§ **EXERCISE PROMPT**
Which lines hold the string "rain"? Copy every one of them.

§ **ENTRIES PROVIDED**

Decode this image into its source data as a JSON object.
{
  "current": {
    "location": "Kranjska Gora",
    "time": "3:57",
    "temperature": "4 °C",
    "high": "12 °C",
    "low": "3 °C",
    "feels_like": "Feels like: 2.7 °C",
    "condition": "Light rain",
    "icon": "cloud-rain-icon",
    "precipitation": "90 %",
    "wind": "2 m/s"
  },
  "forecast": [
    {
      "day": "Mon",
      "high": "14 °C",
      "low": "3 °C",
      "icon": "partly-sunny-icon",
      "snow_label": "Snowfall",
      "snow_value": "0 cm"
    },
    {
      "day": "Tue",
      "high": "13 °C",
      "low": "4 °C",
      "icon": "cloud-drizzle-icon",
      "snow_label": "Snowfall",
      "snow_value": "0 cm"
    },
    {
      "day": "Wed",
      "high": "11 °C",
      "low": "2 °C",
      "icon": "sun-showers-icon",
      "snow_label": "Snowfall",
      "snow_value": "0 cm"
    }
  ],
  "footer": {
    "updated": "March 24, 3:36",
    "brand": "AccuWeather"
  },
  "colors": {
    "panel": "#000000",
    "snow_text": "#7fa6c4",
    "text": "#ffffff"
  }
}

§ **RESULT OF THIS TASK**
    "condition": "Light rain",
    "icon": "cloud-rain-icon",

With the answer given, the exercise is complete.